## THE TASK
Read the data and repeat it in full, exactly.

------ THE RECORDS ------

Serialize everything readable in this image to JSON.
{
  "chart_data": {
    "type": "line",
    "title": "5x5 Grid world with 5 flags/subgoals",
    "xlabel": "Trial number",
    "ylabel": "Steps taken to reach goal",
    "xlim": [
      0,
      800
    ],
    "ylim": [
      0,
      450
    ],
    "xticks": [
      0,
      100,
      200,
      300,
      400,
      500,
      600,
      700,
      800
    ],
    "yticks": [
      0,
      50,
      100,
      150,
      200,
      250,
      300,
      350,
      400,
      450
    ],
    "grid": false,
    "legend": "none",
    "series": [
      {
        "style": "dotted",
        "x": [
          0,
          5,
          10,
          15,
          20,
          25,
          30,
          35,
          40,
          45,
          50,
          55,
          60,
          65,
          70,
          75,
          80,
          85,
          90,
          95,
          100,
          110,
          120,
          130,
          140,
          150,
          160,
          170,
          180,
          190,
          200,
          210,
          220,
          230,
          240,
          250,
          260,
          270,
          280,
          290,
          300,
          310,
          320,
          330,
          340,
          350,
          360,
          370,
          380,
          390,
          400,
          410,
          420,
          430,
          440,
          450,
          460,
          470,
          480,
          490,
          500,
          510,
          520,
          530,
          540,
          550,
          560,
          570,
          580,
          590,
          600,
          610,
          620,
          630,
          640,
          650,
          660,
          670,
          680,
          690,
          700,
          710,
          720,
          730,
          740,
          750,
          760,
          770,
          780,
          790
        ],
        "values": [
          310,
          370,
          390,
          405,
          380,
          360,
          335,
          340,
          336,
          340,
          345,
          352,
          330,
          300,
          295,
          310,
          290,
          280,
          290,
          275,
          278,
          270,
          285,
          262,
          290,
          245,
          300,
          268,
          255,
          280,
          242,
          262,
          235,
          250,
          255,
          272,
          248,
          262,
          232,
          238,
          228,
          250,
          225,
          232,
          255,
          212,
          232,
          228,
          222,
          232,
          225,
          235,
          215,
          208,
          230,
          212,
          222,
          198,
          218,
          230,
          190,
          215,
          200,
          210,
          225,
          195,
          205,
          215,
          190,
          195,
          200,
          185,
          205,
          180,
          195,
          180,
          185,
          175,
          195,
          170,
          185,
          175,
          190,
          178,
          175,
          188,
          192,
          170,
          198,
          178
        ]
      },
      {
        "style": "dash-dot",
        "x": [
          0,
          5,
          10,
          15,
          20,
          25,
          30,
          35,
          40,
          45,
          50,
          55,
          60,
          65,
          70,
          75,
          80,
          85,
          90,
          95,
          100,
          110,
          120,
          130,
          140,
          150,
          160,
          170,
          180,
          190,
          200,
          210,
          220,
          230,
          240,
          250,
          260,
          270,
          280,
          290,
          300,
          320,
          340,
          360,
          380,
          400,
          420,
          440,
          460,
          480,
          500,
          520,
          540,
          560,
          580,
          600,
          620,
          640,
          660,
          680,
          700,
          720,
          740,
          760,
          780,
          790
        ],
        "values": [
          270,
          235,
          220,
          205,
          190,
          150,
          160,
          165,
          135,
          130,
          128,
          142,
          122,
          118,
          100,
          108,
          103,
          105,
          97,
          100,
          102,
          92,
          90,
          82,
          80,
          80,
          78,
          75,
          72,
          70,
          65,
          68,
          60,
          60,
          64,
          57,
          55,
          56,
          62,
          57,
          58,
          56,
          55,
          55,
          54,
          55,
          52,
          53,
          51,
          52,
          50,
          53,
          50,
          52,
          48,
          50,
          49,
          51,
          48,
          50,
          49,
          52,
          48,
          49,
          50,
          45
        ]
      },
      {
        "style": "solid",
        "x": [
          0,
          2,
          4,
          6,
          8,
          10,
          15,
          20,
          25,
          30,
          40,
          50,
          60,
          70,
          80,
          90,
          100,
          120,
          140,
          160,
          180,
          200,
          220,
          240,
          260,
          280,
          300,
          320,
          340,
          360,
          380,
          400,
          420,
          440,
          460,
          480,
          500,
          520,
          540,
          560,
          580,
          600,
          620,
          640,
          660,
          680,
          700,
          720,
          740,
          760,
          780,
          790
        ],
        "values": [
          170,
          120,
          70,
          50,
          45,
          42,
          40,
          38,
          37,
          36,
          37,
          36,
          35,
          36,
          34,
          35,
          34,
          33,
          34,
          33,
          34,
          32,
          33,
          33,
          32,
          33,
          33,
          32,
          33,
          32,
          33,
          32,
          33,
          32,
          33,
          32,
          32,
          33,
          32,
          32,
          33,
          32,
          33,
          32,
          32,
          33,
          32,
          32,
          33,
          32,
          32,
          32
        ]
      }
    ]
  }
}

------

## RESPONSE TO THIS EXERCISE
Serialize everything readable in this image to JSON.
{
  "chart_data": {
    "type": "line",
    "title": "5x5 Grid world with 5 flags/subgoals",
    "xlabel": "Trial number",
    "ylabel": "Steps taken to reach goal",
    "xlim": [
      0,
      800
    ],
    "ylim": [
      0,
      450
    ],
    "xticks": [
      0,
      100,
      200,
      300,
      400,
      500,
      600,
      700,
      800
    ],
    "yticks": [
      0,
      50,
      100,
      150,
      200,
      250,
      300,
      350,
      400,
      450
    ],
    "grid": false,
    "legend": "none",
    "series": [
      {
        "style": "dotted",
        "x": [
          0,
          5,
          10,
          15,
          20,
          25,
          30,
          35,
          40,
          45,
          50,
          55,
          60,
          65,
          70,
          75,
          80,
          85,
          90,
          95,
          100,
          110,
          120,
          130,
          140,
          150,
          160,
          170,
          180,
          190,
          200,
          210,
          220,
          230,
          240,
          250,
          260,
          270,
          280,
          290,
          300,
          310,
          320,
          330,
          340,
          350,
          360,
          370,
          380,
          390,
          400,
          410,
          420,
          430,
          440,
          450,
          460,
          470,
          480,
          490,
          500,
          510,
          520,
          530,
          540,
          550,
          560,
          570,
          580,
          590,
          600,
          610,
          620,
          630,
          640,
          650,
          660,
          670,
          680,
          690,
          700,
          710,
          720,
          730,
          740,
          750,
          760,
          770,
          780,
          790
        ],
        "values": [
          310,
          370,
          390,
          405,
          380,
          360,
          335,
          340,
          336,
          340,
          345,
          352,
          330,
          300,
          295,
          310,
          290,
          280,
          290,
          275,
          278,
          270,
          285,
          262,
          290,
          245,
          300,
          268,
          255,
          280,
          242,
          262,
          235,
          250,
          255,
          272,
          248,
          262,
          232,
          238,
          228,
          250,
          225,
          232,
          255,
          212,
          232,
          228,
          222,
          232,
          225,
          235,
          215,
          208,
          230,
          212,
          222,
          198,
          218,
          230,
          190,
          215,
          200,
          210,
          225,
          195,
          205,
          215,
          190,
          195,
          200,
          185,
          205,
          180,
          195,
          180,
          185,
          175,
          195,
          170,
          185,
          175,
          190,
          178,
          175,
          188,
          192,
          170,
          198,
          178
        ]
      },
      {
        "style": "dash-dot",
        "x": [
          0,
          5,
          10,
          15,
          20,
          25,
          30,
          35,
          40,
          45,
          50,
          55,
          60,
          65,
          70,
          75,
          80,
          85,
          90,
          95,
          100,
          110,
          120,
          130,
          140,
          150,
          160,
          170,
          180,
          190,
          200,
          210,
          220,
          230,
          240,
          250,
          260,
          270,
          280,
          290,
          300,
          320,
          340,
          360,
          380,
          400,
          420,
          440,
          460,
          480,
          500,
          520,
          540,
          560,
          580,
          600,
          620,
          640,
          660,
          680,
          700,
          720,
          740,
          760,
          780,
          790
        ],
        "values": [
          270,
          235,
          220,
          205,
          190,
          150,
          160,
          165,
          135,
          130,
          128,
          142,
          122,
          118,
          100,
          108,
          103,
          105,
          97,
          100,
          102,
          92,
          90,
          82,
          80,
          80,
          78,
          75,
          72,
          70,
          65,
          68,
          60,
          60,
          64,
          57,
          55,
          56,
          62,
          57,
          58,
          56,
          55,
          55,
          54,
          55,
          52,
          53,
          51,
          52,
          50,
          53,
          50,
          52,
          48,
          50,
          49,
          51,
          48,
          50,
          49,
          52,
          48,
          49,
          50,
          45
        ]
      },
      {
        "style": "solid",
        "x": [
          0,
          2,
          4,
          6,
          8,
          10,
          15,
          20,
          25,
          30,
          40,
          50,
          60,
          70,
          80,
          90,
          100,
          120,
          140,
          160,
          180,
          200,
          220,
          240,
          260,
          280,
          300,
          320,
          340,
          360,
          380,
          400,
          420,
          440,
          460,
          480,
          500,
          520,
          540,
          560,
          580,
          600,
          620,
          640,
          660,
          680,
          700,
          720,
          740,
          760,
          780,
          790
        ],
        "values": [
          170,
          120,
          70,
          50,
          45,
          42,
          40,
          38,
          37,
          36,
          37,
          36,
          35,
          36,
          34,
          35,
          34,
          33,
          34,
          33,
          34,
          32,
          33,
          33,
          32,
          33,
          33,
          32,
          33,
          32,
          33,
          32,
          33,
          32,
          33,
          32,
          32,
          33,
          32,
          32,
          33,
          32,
          33,
          32,
          32,
          33,
          32,
          32,
          33,
          32,
          32,
          32
        ]
      }
    ]
  }
}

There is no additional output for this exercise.